═════ INPUT MATERIAL

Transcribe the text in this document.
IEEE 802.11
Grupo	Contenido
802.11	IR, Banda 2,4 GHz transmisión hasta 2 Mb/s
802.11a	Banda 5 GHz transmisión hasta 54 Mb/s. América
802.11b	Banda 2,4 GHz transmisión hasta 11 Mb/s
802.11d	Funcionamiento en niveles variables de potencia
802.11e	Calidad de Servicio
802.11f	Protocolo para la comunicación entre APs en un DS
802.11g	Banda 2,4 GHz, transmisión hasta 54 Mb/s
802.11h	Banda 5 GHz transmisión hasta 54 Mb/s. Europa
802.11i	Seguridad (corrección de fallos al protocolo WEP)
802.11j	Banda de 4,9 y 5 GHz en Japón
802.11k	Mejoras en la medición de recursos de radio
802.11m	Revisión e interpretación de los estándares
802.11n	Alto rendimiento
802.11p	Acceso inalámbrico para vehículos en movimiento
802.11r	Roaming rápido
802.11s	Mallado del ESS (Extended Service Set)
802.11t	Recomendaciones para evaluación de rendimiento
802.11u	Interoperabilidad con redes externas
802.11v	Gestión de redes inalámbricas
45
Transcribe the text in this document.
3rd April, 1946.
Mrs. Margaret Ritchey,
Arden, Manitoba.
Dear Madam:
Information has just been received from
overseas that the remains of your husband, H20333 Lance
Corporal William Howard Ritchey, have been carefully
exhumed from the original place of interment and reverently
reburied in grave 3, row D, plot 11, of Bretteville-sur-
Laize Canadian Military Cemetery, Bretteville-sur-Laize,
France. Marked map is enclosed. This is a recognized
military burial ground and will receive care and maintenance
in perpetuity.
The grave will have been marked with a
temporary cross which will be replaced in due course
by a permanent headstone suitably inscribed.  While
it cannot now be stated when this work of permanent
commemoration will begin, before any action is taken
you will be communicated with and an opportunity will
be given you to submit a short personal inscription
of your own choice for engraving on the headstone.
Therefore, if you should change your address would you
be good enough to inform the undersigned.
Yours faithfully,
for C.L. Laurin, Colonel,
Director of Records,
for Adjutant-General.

══════════

> AIM
Every line in the data above that contains "headstone" needs to be copied.

> RESULT FOR THIS EXERCISE
by a permanent headstone suitably inscribed.  While
of your own choice for engraving on the headstone.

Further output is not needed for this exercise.